Could you print all the entries exactly?

# # # # # # #

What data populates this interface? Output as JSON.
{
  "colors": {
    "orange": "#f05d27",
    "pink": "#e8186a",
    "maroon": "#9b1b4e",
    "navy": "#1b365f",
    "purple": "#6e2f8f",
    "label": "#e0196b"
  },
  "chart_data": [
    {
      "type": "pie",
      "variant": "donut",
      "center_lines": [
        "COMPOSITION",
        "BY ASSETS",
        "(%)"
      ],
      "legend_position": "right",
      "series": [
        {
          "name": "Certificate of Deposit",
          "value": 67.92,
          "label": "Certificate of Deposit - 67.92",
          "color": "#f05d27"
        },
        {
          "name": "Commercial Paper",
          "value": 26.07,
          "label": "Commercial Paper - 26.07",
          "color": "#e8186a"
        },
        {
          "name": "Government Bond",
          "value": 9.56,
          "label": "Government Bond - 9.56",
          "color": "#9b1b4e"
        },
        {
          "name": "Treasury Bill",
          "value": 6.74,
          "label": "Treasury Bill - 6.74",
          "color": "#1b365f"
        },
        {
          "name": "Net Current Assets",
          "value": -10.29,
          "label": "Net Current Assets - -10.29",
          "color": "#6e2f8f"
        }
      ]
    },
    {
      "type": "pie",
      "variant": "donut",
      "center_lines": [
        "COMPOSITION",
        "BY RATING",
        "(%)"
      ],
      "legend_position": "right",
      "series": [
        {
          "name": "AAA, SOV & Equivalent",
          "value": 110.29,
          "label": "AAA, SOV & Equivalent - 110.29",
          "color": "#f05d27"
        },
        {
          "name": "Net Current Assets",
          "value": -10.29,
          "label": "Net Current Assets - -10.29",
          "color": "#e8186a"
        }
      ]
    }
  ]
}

# # # # # # #

Task output.
What data populates this interface? Output as JSON.
{
  "colors": {
    "orange": "#f05d27",
    "pink": "#e8186a",
    "maroon": "#9b1b4e",
    "navy": "#1b365f",
    "purple": "#6e2f8f",
    "label": "#e0196b"
  },
  "chart_data": [
    {
      "type": "pie",
      "variant": "donut",
      "center_lines": [
        "COMPOSITION",
        "BY ASSETS",
        "(%)"
      ],
      "legend_position": "right",
      "series": [
        {
          "name": "Certificate of Deposit",
          "value": 67.92,
          "label": "Certificate of Deposit - 67.92",
          "color": "#f05d27"
        },
        {
          "name": "Commercial Paper",
          "value": 26.07,
          "label": "Commercial Paper - 26.07",
          "color": "#e8186a"
        },
        {
          "name": "Government Bond",
          "value": 9.56,
          "label": "Government Bond - 9.56",
          "color": "#9b1b4e"
        },
        {
          "name": "Treasury Bill",
          "value": 6.74,
          "label": "Treasury Bill - 6.74",
          "color": "#1b365f"
        },
        {
          "name": "Net Current Assets",
          "value": -10.29,
          "label": "Net Current Assets - -10.29",
          "color": "#6e2f8f"
        }
      ]
    },
    {
      "type": "pie",
      "variant": "donut",
      "center_lines": [
        "COMPOSITION",
        "BY RATING",
        "(%)"
      ],
      "legend_position": "right",
      "series": [
        {
          "name": "AAA, SOV & Equivalent",
          "value": 110.29,
          "label": "AAA, SOV & Equivalent - 110.29",
          "color": "#f05d27"
        },
        {
          "name": "Net Current Assets",
          "value": -10.29,
          "label": "Net Current Assets - -10.29",
          "color": "#e8186a"
        }
      ]
    }
  ]
}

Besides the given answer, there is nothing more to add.